Objective
Write the data out again, character for character, with no images.
** Start Given records **
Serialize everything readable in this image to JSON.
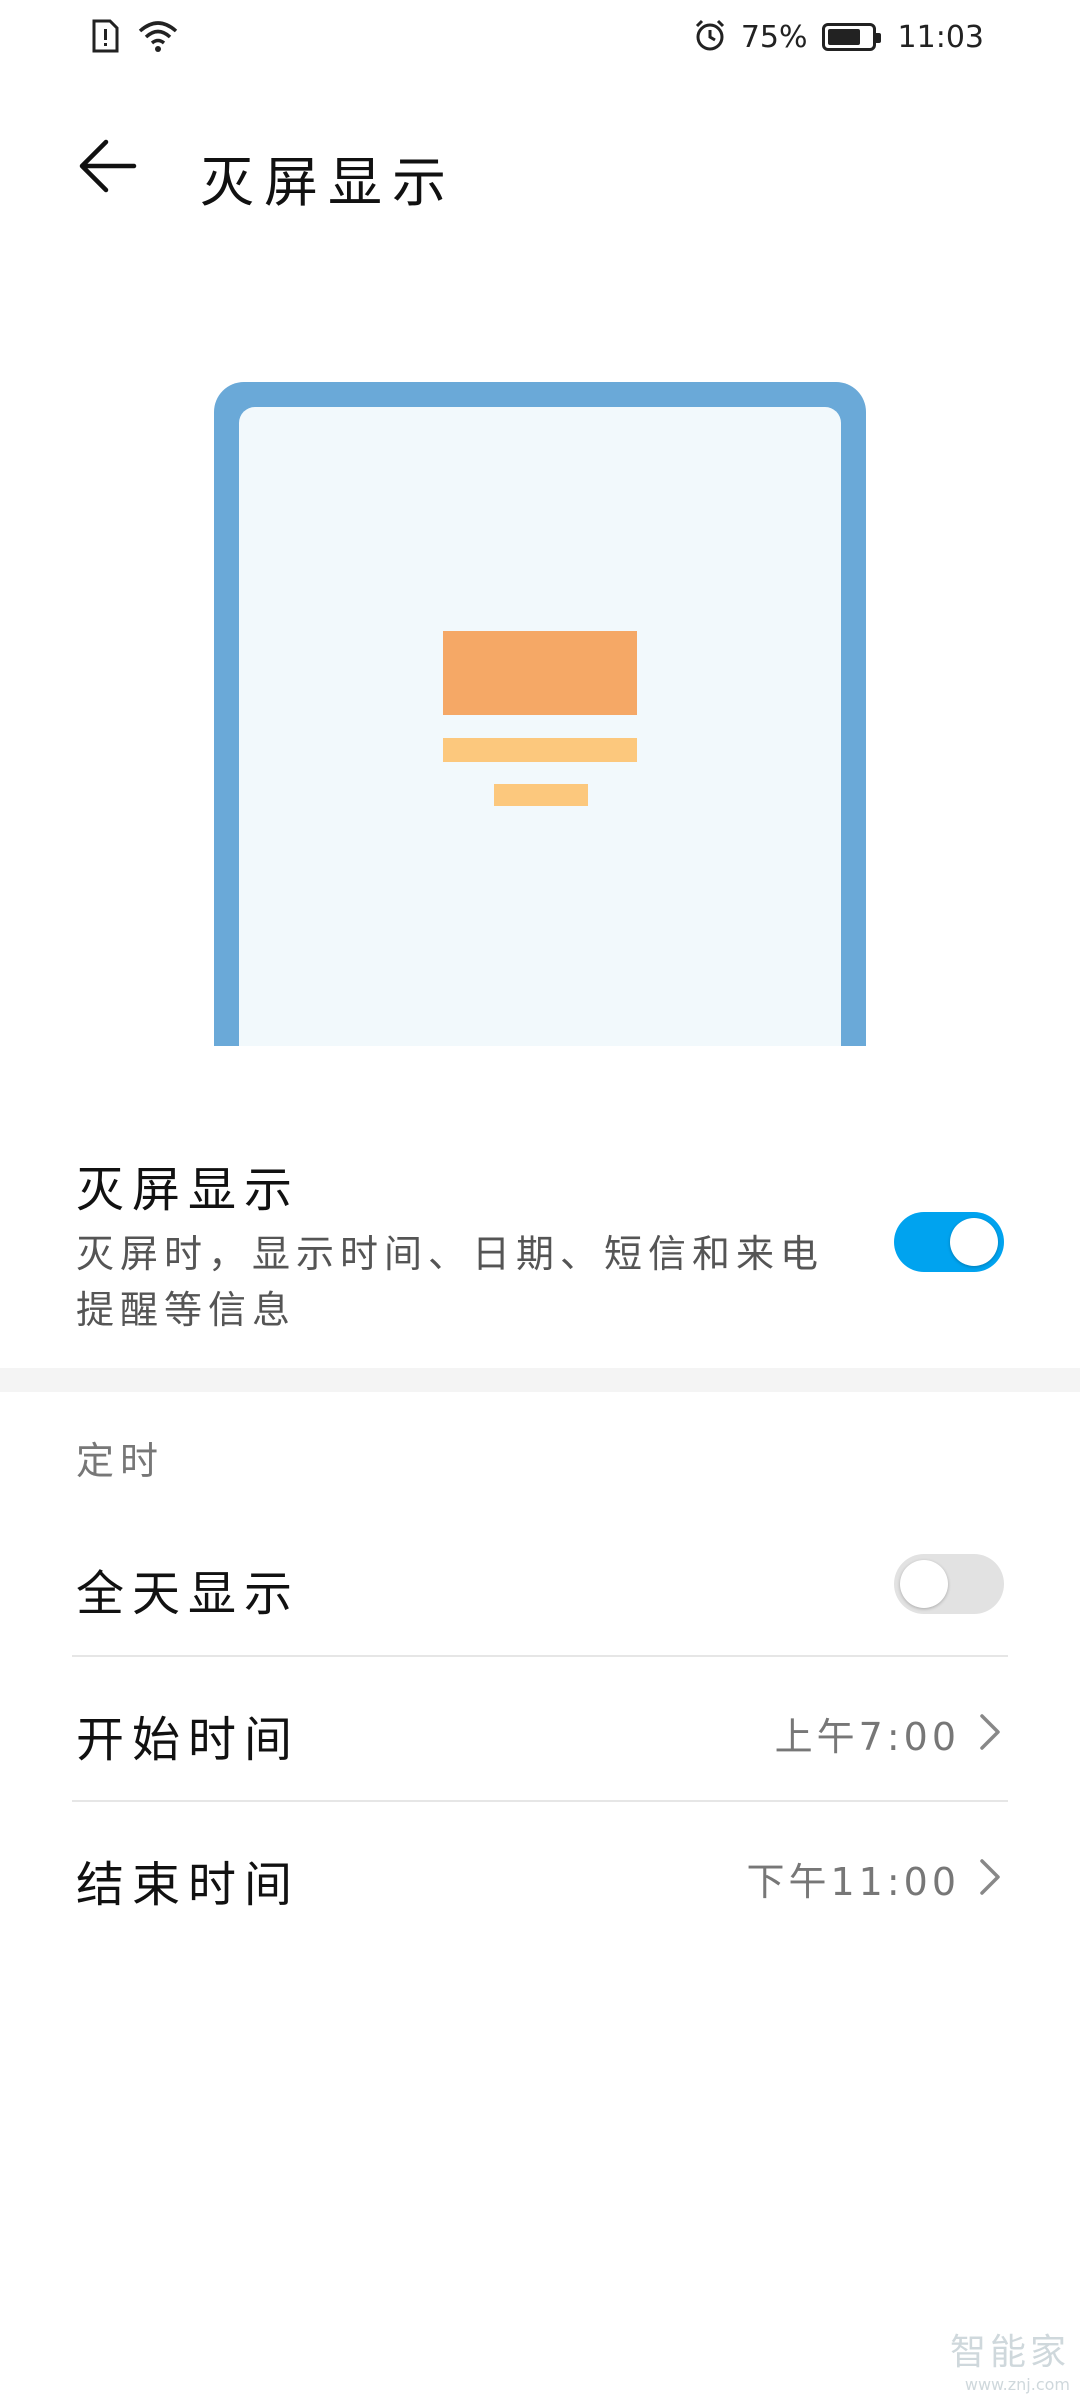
{
  "status_bar": {
    "battery_percent": "75%",
    "battery_level": 0.75,
    "time": "11:03",
    "icons": [
      "sim-alert-icon",
      "wifi-icon",
      "alarm-icon",
      "battery-icon"
    ]
  },
  "header": {
    "title": "灭屏显示"
  },
  "aod": {
    "title": "灭屏显示",
    "description": "灭屏时，显示时间、日期、短信和来电提醒等信息",
    "enabled": true
  },
  "schedule": {
    "section_label": "定时",
    "all_day": {
      "label": "全天显示",
      "enabled": false
    },
    "start": {
      "label": "开始时间",
      "value": "上午7:00"
    },
    "end": {
      "label": "结束时间",
      "value": "下午11:00"
    }
  },
  "watermark": {
    "text": "智能家",
    "url": "www.znj.com"
  },
  "colors": {
    "accent": "#00a3ef",
    "frame": "#6aa9d8",
    "orange": "#f5a866",
    "light_orange": "#fcc87d"
  }
}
** End Given records **
Answer to this task
Serialize everything readable in this image to JSON.
{
  "status_bar": {
    "battery_percent": "75%",
    "battery_level": 0.75,
    "time": "11:03",
    "icons": [
      "sim-alert-icon",
      "wifi-icon",
      "alarm-icon",
      "battery-icon"
    ]
  },
  "header": {
    "title": "灭屏显示"
  },
  "aod": {
    "title": "灭屏显示",
    "description": "灭屏时，显示时间、日期、短信和来电提醒等信息",
    "enabled": true
  },
  "schedule": {
    "section_label": "定时",
    "all_day": {
      "label": "全天显示",
      "enabled": false
    },
    "start": {
      "label": "开始时间",
      "value": "上午7:00"
    },
    "end": {
      "label": "结束时间",
      "value": "下午11:00"
    }
  },
  "watermark": {
    "text": "智能家",
    "url": "www.znj.com"
  },
  "colors": {
    "accent": "#00a3ef",
    "frame": "#6aa9d8",
    "orange": "#f5a866",
    "light_orange": "#fcc87d"
  }
}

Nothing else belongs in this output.